## Brief
Reproduce every entry that follows word for word, but omit the images.

## Dataset extract
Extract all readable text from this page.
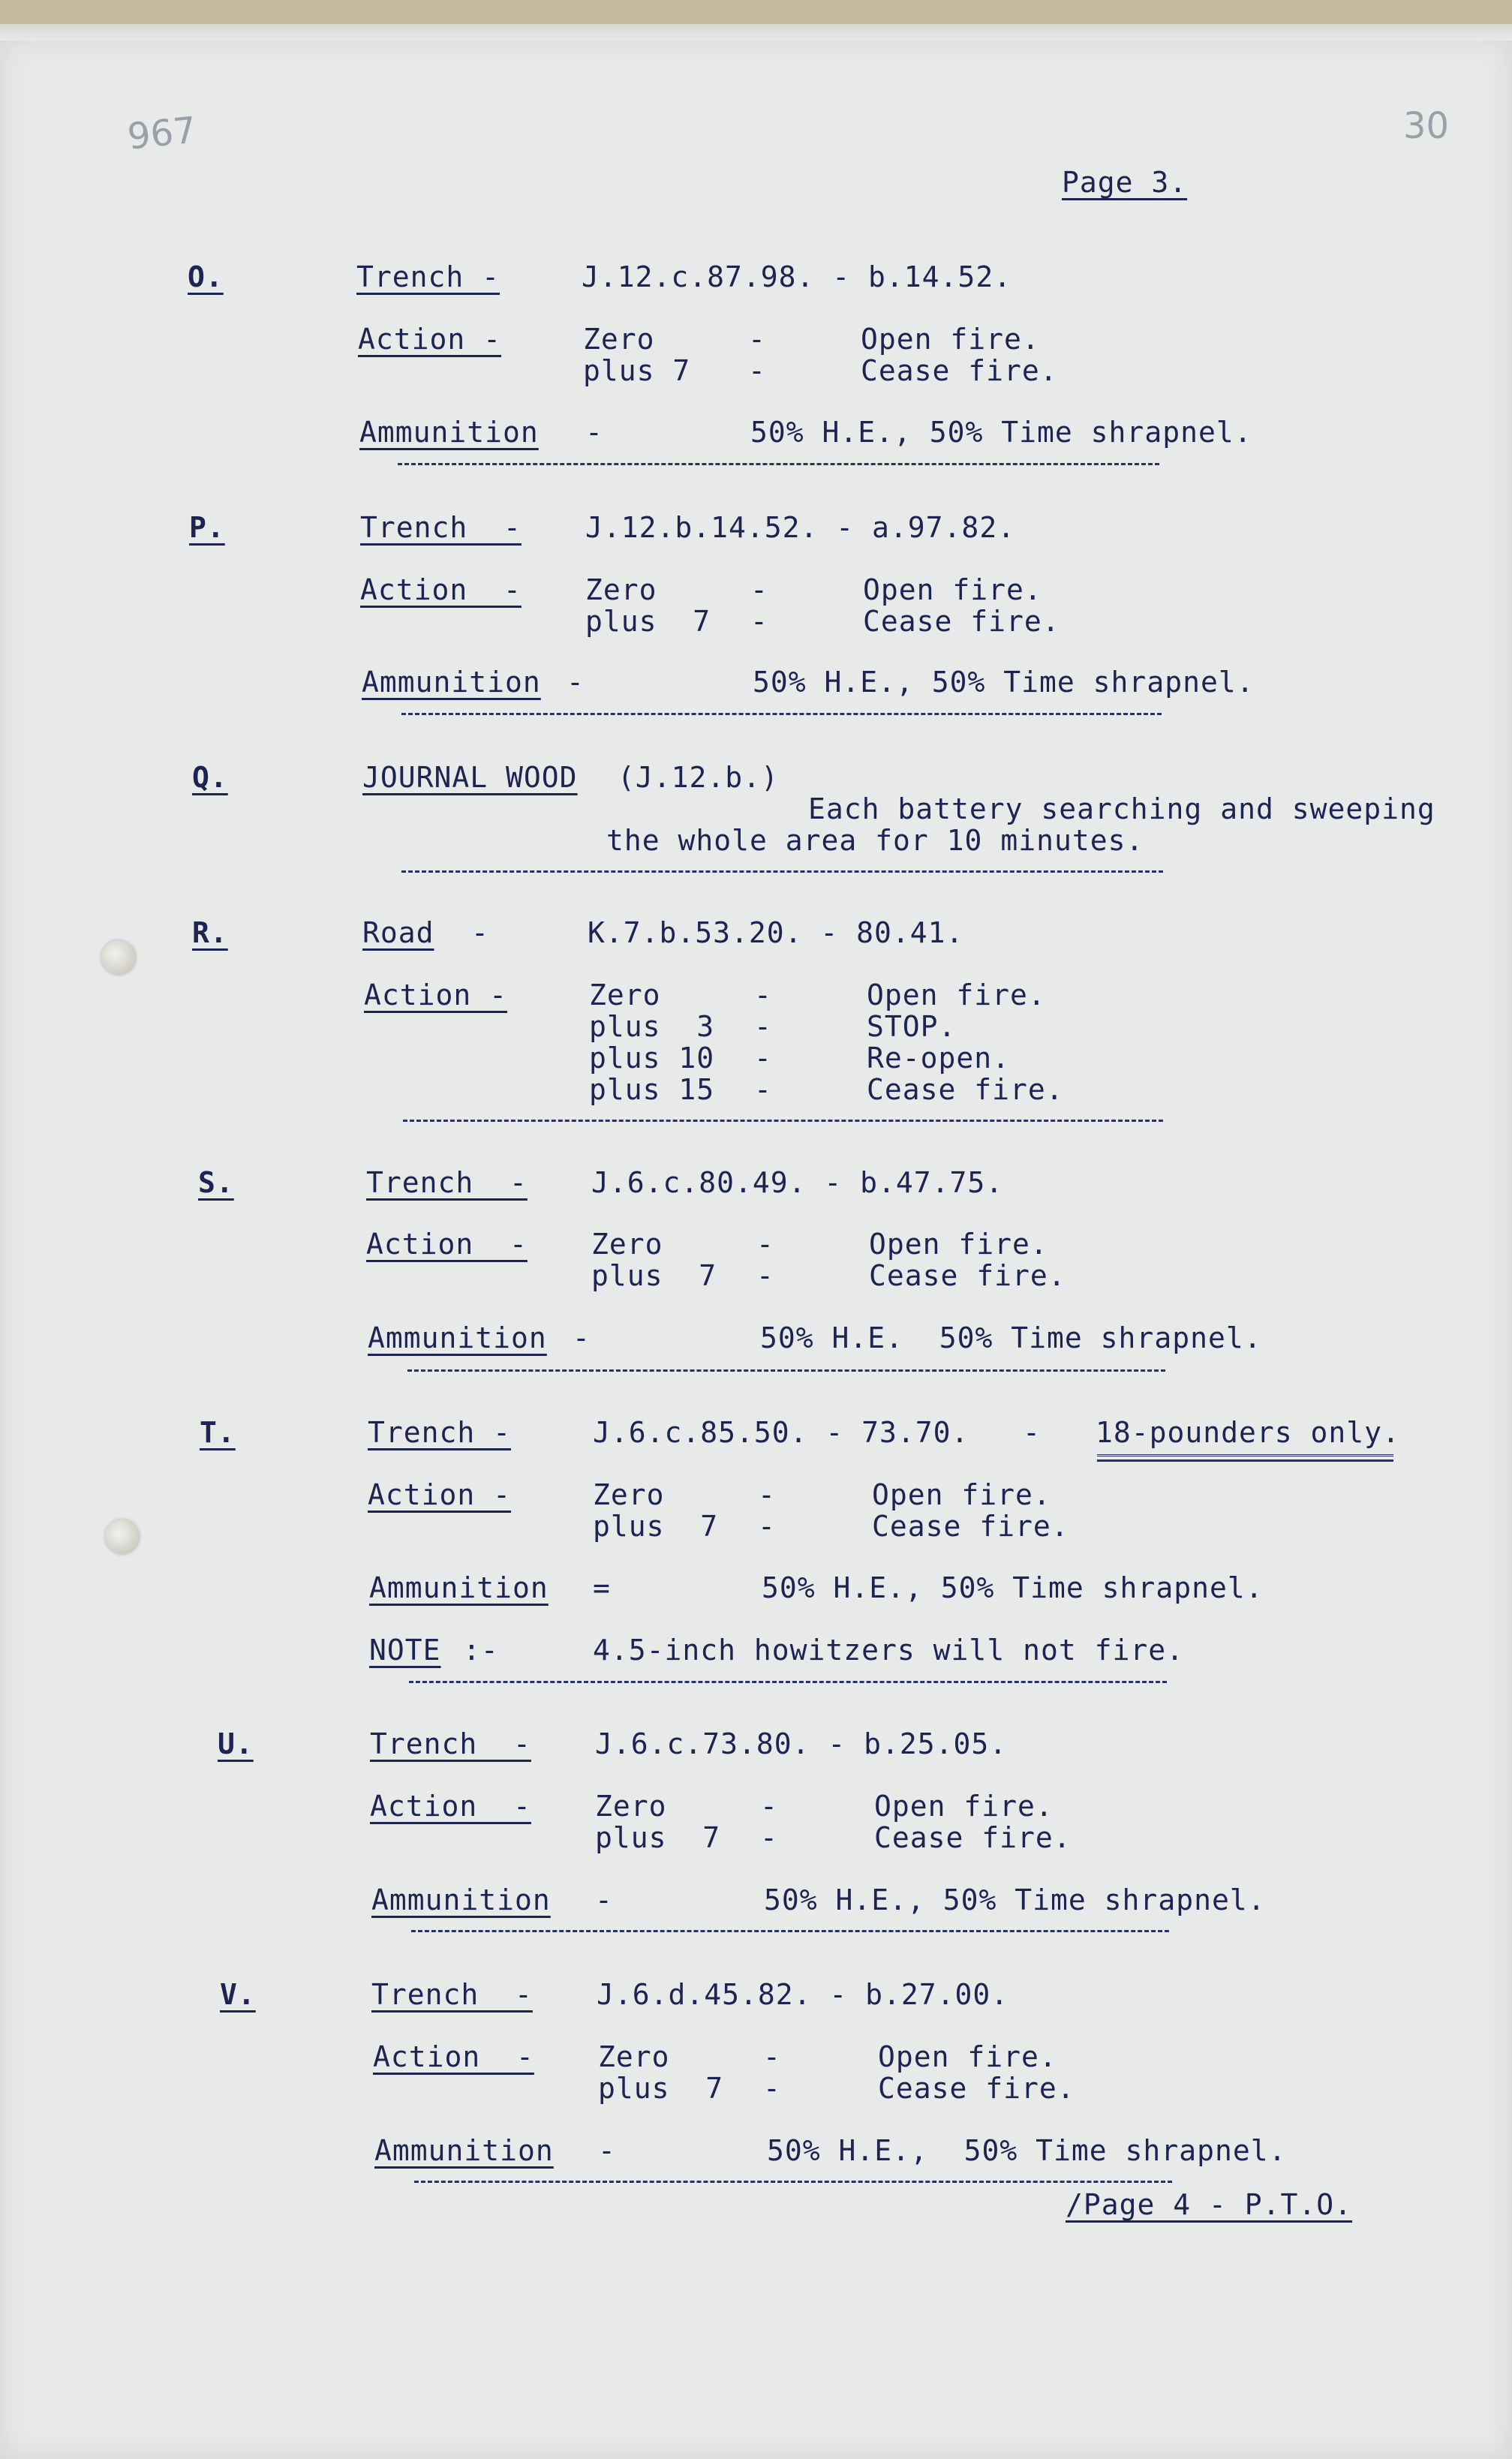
967	30
Page 3.
O.	Trench -	J.12.c.87.98. - b.14.52.
Action -	Zero	-	Open fire.
plus 7 -	Cease fire.
Ammunition -	50% H.E., 50% Time shrapnel.
P.	Trench  - J.12.b.14.52. - a.97.82.
Action  - Zero	-	Open fire.
plus  7 -	Cease fire.
Ammunition -	50% H.E., 50% Time shrapnel.
Q.	JOURNAL WOOD (J.12.b.)
Each battery searching and sweeping
the whole area for 10 minutes.
R.	Road -	K.7.b.53.20. - 80.41.
Action -	Zero	-	Open fire.
plus  3 -	STOP.
plus 10 -	Re-open.
plus 15 -	Cease fire.
S.	Trench  - J.6.c.80.49. - b.47.75.
Action  - Zero	-	Open fire.
plus  7 -	Cease fire.
Ammunition -	50% H.E.  50% Time shrapnel.
T.	Trench -	J.6.c.85.50. - 73.70.   - 18-pounders only.
Action -	Zero	-	Open fire.
plus  7 -	Cease fire.
Ammunition =	50% H.E., 50% Time shrapnel.
NOTE :-	4.5-inch howitzers will not fire.
U.	Trench  - J.6.c.73.80. - b.25.05.
Action  - Zero	-	Open fire.
plus  7 -	Cease fire.
Ammunition -	50% H.E., 50% Time shrapnel.
V.	Trench  - J.6.d.45.82. - b.27.00.
Action  - Zero	-	Open fire.
plus  7 -	Cease fire.
Ammunition -	50% H.E.,  50% Time shrapnel.
/Page 4 - P.T.O.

## Solution for this task
Extract all readable text from this page.
967	30
Page 3.
O.	Trench -	J.12.c.87.98. - b.14.52.
Action -	Zero	-	Open fire.
plus 7 -	Cease fire.
Ammunition -	50% H.E., 50% Time shrapnel.
P.	Trench  - J.12.b.14.52. - a.97.82.
Action  - Zero	-	Open fire.
plus  7 -	Cease fire.
Ammunition -	50% H.E., 50% Time shrapnel.
Q.	JOURNAL WOOD (J.12.b.)
Each battery searching and sweeping
the whole area for 10 minutes.
R.	Road -	K.7.b.53.20. - 80.41.
Action -	Zero	-	Open fire.
plus  3 -	STOP.
plus 10 -	Re-open.
plus 15 -	Cease fire.
S.	Trench  - J.6.c.80.49. - b.47.75.
Action  - Zero	-	Open fire.
plus  7 -	Cease fire.
Ammunition -	50% H.E.  50% Time shrapnel.
T.	Trench -	J.6.c.85.50. - 73.70.   - 18-pounders only.
Action -	Zero	-	Open fire.
plus  7 -	Cease fire.
Ammunition =	50% H.E., 50% Time shrapnel.
NOTE :-	4.5-inch howitzers will not fire.
U.	Trench  - J.6.c.73.80. - b.25.05.
Action  - Zero	-	Open fire.
plus  7 -	Cease fire.
Ammunition -	50% H.E., 50% Time shrapnel.
V.	Trench  - J.6.d.45.82. - b.27.00.
Action  - Zero	-	Open fire.
plus  7 -	Cease fire.
Ammunition -	50% H.E.,  50% Time shrapnel.
/Page 4 - P.T.O.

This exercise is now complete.